= WORK TO COMPLETE =
Copy out the material from the line holding "y-axis-title: ASR bbox=[0, 236, 16, 265]" through the line holding "data-point bbox=[547, 97, 555, 104]", inclusive, reproducing each line without any change.
## start
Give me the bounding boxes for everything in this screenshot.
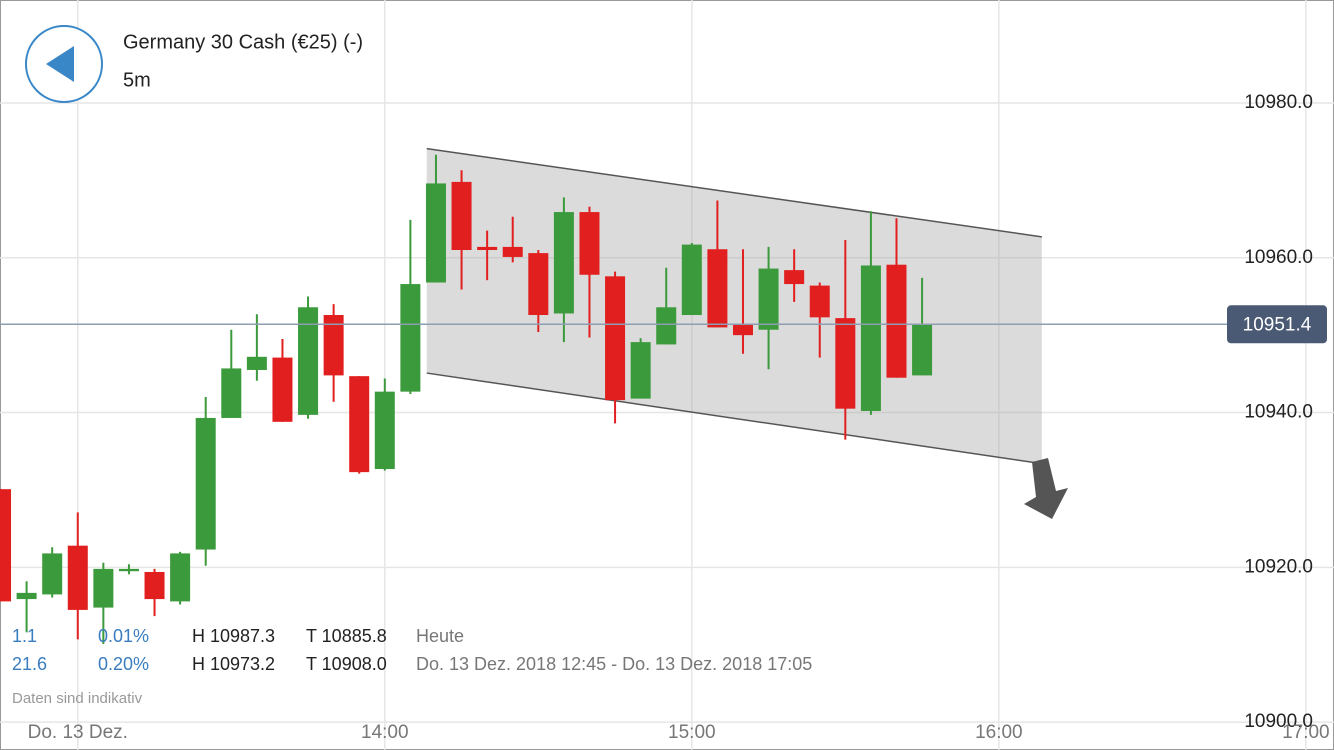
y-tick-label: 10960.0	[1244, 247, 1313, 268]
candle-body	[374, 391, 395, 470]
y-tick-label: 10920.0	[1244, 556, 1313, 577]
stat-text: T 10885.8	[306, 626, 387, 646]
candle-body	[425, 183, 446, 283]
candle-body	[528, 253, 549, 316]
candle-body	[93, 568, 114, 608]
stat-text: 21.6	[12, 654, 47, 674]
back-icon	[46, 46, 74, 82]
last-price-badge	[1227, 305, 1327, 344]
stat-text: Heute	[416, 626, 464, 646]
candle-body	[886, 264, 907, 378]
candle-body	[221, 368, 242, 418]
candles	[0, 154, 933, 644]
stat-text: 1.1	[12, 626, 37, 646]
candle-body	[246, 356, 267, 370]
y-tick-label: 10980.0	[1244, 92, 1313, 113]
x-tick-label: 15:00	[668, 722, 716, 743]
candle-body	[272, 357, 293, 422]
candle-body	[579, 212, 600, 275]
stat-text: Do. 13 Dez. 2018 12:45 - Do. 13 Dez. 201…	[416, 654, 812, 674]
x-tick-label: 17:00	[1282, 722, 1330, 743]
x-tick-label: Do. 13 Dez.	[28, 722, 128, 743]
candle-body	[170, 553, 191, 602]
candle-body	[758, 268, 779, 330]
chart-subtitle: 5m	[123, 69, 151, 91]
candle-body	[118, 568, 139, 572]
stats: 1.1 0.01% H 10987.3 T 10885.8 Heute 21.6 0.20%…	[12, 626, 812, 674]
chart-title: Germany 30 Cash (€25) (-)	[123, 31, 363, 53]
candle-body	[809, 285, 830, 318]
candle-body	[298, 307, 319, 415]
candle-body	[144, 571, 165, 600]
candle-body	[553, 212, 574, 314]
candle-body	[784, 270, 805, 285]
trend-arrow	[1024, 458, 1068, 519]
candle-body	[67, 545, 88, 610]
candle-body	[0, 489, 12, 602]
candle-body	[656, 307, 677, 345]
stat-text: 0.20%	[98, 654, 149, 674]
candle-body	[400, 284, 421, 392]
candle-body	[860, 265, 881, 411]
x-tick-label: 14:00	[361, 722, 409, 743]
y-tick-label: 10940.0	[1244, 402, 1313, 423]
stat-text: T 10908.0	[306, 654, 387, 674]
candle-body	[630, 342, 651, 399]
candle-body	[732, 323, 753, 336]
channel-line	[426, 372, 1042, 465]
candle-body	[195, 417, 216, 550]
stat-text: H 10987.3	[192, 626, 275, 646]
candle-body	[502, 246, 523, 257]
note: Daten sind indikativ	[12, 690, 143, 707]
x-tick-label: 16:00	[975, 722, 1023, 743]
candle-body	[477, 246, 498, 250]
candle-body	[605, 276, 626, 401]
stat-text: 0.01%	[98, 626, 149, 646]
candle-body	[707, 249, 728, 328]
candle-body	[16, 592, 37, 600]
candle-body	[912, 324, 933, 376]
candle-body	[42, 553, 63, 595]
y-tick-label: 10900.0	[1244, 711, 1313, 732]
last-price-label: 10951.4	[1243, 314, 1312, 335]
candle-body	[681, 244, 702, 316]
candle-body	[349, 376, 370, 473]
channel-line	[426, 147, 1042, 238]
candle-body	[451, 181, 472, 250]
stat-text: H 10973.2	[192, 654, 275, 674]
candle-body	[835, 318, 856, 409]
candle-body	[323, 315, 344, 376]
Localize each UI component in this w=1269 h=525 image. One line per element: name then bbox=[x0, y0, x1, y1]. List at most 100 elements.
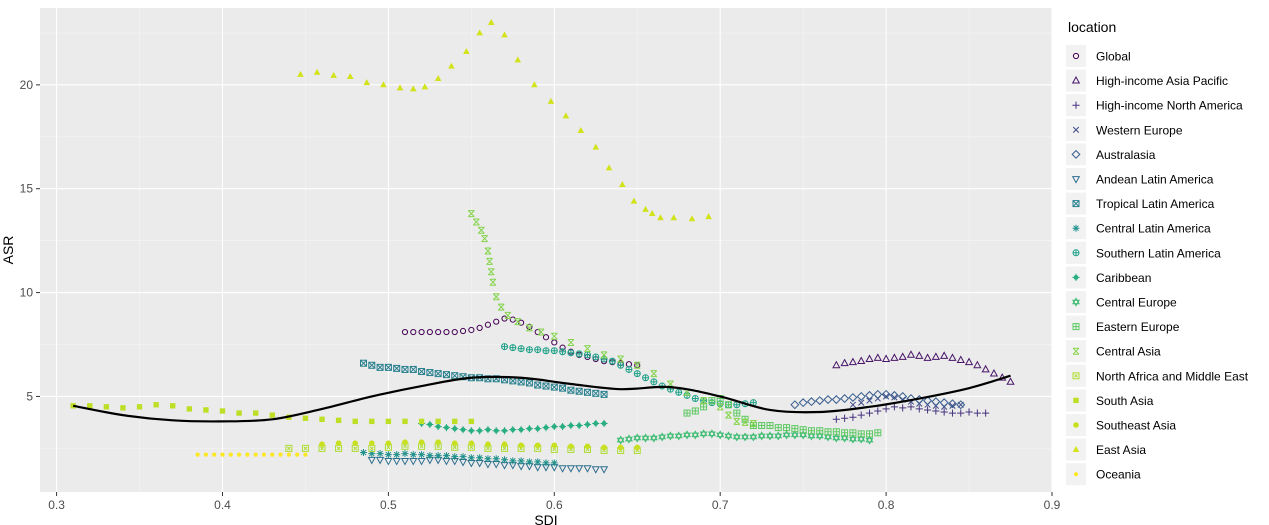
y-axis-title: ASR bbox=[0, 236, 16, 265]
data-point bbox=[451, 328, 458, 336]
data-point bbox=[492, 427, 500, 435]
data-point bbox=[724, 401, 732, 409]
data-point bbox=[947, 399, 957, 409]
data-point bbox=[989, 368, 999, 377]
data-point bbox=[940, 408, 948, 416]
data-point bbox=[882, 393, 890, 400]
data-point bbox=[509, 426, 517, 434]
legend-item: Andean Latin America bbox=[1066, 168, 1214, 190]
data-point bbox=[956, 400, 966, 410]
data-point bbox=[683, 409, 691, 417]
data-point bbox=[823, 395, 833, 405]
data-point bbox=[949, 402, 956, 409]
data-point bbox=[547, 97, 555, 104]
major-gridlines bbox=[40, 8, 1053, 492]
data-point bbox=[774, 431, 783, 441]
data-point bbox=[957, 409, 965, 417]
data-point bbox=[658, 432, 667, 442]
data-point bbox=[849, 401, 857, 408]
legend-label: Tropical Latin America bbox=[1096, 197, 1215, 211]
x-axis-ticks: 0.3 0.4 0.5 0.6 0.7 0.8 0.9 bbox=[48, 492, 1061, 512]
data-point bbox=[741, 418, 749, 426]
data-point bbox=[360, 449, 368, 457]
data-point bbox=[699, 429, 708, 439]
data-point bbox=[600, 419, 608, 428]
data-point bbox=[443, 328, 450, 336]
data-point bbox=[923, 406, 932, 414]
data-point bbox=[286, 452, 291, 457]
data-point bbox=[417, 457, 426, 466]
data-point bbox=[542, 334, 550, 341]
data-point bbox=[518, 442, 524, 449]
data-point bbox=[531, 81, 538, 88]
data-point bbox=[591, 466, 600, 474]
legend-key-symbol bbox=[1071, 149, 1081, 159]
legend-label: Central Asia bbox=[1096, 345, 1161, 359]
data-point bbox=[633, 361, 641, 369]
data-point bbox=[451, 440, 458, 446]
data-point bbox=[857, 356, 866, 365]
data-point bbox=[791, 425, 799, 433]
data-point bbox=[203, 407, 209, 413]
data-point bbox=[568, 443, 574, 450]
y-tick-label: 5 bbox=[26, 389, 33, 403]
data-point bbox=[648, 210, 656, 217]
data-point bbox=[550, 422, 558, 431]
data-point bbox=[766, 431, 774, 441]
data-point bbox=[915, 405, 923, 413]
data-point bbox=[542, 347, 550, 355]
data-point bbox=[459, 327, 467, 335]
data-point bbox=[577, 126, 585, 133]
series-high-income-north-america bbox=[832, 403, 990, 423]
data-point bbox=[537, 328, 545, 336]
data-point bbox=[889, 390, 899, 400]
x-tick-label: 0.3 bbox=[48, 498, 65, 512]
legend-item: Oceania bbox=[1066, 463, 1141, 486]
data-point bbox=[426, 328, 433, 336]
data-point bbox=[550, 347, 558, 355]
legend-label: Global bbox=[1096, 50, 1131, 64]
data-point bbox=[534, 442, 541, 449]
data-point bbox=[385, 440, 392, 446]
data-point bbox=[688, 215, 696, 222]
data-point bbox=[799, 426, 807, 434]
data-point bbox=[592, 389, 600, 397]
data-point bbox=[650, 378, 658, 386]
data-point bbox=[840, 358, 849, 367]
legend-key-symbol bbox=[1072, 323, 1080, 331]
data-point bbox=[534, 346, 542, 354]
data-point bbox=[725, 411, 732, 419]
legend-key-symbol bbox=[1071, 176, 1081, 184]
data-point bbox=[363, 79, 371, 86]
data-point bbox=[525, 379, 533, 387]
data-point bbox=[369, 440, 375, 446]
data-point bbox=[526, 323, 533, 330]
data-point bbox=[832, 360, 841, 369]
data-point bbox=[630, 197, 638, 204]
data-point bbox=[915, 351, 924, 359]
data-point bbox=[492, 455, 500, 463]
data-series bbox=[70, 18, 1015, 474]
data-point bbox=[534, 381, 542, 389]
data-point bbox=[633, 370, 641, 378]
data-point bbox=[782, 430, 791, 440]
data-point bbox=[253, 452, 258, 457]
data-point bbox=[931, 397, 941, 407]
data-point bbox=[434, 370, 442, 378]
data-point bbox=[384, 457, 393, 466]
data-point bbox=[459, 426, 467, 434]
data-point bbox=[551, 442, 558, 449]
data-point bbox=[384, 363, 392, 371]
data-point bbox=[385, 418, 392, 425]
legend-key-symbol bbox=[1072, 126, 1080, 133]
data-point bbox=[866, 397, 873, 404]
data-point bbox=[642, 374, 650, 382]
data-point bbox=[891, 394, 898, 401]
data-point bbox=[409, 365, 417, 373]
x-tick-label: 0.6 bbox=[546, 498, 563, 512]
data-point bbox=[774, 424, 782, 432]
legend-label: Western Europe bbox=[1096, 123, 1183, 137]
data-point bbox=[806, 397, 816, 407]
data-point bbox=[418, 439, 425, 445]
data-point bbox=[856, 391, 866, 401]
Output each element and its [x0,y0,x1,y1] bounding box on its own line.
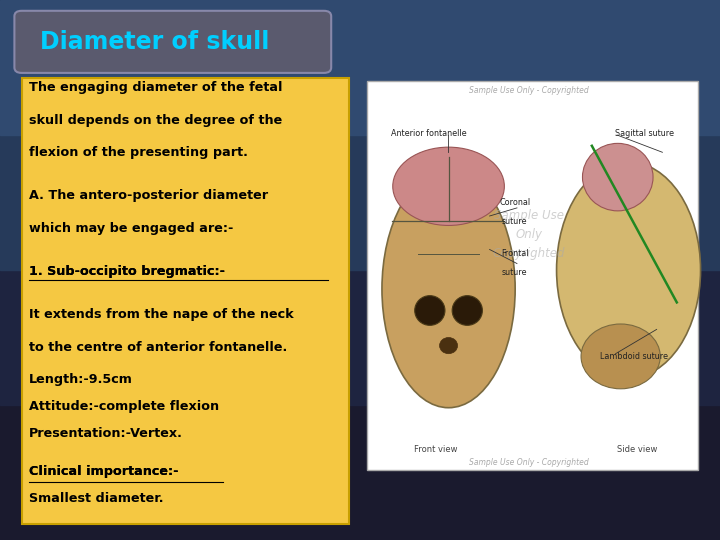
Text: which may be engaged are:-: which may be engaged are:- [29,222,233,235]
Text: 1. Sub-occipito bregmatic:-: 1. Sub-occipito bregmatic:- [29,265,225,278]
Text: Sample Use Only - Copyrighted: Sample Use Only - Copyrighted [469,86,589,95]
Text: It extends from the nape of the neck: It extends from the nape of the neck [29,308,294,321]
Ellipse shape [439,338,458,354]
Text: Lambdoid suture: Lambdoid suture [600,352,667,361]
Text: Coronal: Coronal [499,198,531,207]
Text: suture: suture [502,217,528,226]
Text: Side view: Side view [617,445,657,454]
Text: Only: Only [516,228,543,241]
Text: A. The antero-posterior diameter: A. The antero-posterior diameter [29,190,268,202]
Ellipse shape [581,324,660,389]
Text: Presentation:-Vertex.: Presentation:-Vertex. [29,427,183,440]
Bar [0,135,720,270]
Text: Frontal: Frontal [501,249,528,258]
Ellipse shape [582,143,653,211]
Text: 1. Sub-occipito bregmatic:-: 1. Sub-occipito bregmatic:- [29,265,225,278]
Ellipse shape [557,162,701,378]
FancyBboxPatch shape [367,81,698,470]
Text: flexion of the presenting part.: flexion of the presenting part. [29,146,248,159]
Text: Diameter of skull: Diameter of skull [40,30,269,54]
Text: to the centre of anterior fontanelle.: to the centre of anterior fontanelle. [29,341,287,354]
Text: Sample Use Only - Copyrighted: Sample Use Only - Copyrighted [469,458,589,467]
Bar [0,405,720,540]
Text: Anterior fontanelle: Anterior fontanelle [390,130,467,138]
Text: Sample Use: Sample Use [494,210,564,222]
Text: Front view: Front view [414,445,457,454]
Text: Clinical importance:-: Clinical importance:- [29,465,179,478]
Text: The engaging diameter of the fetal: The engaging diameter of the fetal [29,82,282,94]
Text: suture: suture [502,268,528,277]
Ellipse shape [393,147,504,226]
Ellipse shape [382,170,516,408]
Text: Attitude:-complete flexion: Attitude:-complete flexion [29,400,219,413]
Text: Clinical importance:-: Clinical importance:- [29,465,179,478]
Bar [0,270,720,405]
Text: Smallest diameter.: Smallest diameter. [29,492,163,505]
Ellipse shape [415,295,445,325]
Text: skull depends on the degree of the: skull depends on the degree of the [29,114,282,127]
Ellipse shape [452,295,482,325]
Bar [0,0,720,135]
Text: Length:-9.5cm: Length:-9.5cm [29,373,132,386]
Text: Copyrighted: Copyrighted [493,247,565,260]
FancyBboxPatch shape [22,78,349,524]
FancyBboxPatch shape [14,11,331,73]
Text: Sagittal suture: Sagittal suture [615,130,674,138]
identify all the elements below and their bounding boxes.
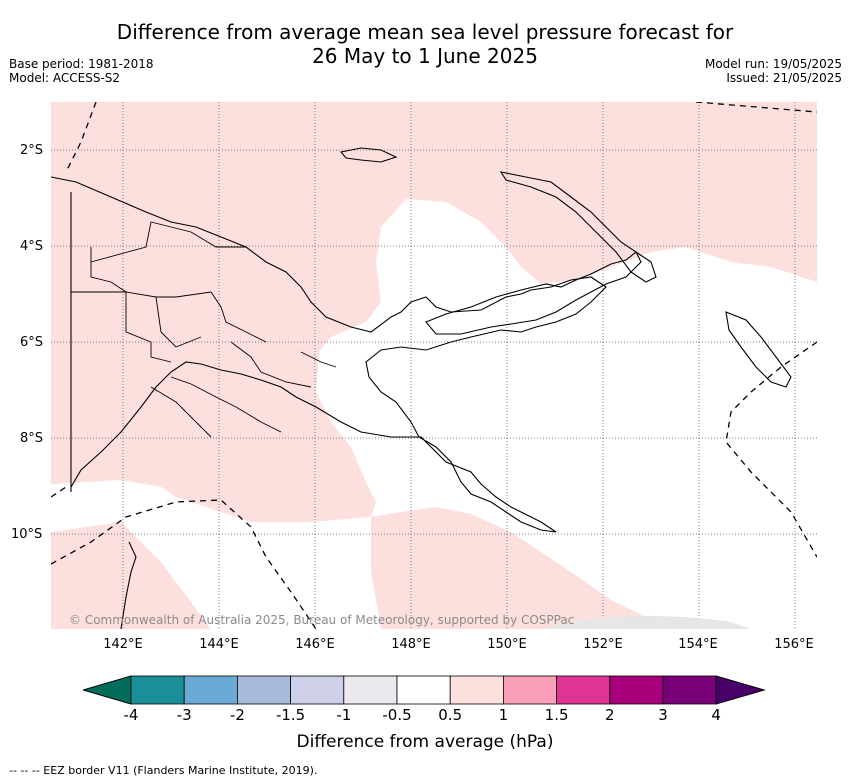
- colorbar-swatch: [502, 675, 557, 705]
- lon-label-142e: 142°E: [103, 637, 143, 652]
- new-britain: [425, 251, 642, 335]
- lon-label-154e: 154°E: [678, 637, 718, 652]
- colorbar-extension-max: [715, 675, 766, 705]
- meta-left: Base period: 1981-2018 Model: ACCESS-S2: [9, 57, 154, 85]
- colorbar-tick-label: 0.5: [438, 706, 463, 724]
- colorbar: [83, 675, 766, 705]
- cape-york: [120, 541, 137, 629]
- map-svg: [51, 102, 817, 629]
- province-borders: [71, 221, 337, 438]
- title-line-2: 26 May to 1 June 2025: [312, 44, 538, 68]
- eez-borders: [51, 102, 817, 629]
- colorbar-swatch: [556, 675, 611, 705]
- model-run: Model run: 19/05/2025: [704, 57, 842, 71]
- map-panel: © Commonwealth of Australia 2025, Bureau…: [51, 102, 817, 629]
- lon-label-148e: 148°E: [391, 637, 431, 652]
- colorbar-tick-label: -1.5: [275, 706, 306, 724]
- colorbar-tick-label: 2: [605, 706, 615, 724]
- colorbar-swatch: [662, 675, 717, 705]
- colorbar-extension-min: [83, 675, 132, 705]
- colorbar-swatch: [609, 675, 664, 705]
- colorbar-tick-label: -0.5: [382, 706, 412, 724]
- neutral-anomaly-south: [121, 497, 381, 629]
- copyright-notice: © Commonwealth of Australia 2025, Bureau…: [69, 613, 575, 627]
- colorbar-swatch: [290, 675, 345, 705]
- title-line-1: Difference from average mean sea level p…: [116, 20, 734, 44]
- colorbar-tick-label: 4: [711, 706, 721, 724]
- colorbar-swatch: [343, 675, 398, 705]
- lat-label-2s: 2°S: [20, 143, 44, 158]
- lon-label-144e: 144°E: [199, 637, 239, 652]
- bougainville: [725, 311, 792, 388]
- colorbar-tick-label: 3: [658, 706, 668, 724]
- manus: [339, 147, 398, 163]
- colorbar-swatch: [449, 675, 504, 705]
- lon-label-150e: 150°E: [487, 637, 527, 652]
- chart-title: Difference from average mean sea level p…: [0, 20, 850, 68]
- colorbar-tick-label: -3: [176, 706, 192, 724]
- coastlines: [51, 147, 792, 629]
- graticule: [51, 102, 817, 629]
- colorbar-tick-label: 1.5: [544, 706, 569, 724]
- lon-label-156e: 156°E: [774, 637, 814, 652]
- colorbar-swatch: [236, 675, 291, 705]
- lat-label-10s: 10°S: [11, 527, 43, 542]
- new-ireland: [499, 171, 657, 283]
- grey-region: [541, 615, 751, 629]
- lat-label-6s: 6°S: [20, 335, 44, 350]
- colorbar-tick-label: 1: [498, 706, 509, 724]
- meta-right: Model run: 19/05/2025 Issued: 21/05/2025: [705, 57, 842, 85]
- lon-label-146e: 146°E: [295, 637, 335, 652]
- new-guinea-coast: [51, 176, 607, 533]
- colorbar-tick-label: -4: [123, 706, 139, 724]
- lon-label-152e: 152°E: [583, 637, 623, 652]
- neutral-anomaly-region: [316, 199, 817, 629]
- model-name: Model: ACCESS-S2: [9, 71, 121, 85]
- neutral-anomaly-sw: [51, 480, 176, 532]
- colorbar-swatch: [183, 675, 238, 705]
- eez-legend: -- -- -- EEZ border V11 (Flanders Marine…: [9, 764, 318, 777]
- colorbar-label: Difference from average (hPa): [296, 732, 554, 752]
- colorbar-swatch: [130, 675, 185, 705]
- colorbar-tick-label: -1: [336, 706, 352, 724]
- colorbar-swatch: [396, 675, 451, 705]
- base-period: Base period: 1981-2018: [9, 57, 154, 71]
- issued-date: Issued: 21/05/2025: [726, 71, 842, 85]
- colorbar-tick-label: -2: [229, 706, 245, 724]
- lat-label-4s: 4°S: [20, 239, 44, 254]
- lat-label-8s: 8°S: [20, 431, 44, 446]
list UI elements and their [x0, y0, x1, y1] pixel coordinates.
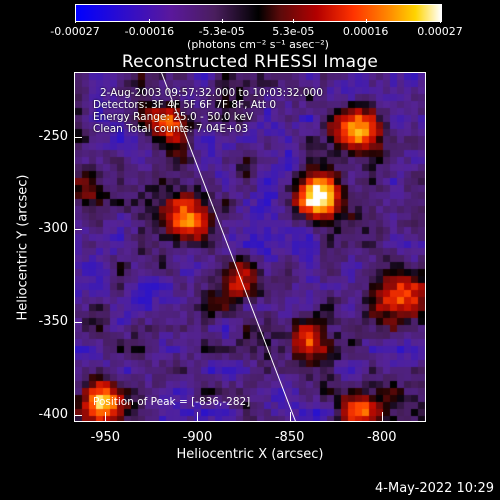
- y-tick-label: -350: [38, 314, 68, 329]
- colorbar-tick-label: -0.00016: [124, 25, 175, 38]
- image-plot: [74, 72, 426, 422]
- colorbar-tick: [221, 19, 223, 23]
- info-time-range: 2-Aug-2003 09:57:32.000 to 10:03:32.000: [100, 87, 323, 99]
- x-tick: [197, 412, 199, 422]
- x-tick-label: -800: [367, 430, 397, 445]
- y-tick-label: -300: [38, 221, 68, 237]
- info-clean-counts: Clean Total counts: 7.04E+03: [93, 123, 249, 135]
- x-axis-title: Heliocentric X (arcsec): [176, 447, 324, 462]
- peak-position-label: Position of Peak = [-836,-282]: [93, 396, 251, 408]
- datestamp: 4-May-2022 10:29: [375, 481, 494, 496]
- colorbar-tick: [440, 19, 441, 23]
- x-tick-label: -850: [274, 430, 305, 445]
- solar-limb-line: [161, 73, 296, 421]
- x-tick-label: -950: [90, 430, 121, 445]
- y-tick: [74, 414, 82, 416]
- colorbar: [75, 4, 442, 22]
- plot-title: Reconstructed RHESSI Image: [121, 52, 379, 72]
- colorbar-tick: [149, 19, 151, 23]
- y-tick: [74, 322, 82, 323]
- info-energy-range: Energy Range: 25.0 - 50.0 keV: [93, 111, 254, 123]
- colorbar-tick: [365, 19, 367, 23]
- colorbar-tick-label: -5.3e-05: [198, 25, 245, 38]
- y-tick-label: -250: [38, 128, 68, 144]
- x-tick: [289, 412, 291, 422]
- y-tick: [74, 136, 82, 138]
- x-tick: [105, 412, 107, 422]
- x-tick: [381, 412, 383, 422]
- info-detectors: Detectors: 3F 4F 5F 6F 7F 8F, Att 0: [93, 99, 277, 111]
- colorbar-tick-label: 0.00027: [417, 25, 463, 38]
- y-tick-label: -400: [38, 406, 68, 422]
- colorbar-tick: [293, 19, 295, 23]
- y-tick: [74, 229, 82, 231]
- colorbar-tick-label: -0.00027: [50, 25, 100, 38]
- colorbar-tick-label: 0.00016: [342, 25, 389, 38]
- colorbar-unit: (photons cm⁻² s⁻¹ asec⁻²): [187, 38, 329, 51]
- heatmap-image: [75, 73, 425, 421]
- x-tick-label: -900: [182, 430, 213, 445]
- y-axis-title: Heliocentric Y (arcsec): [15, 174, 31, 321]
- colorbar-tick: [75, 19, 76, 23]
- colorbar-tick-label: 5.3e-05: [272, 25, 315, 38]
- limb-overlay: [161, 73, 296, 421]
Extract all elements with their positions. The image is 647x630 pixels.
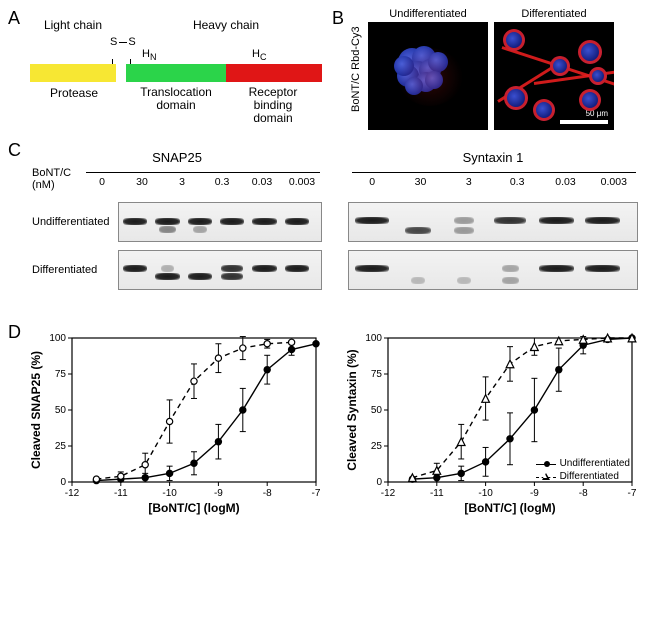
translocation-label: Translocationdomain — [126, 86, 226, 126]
## end
= SOLUTION FOR THIS TASK =
y-axis-title: ASR bbox=[0, 236, 16, 265]
data-point bbox=[451, 328, 458, 336]
data-point bbox=[492, 427, 500, 435]
data-point bbox=[724, 401, 732, 409]
data-point bbox=[947, 399, 957, 409]
data-point bbox=[989, 368, 999, 377]
data-point bbox=[940, 408, 948, 416]
data-point bbox=[882, 393, 890, 400]
data-point bbox=[509, 426, 517, 434]
legend-item: Andean Latin America bbox=[1066, 168, 1214, 190]
data-point bbox=[956, 400, 966, 410]
data-point bbox=[683, 409, 691, 417]
data-point bbox=[823, 395, 833, 405]
data-point bbox=[949, 402, 956, 409]
data-point bbox=[547, 97, 555, 104]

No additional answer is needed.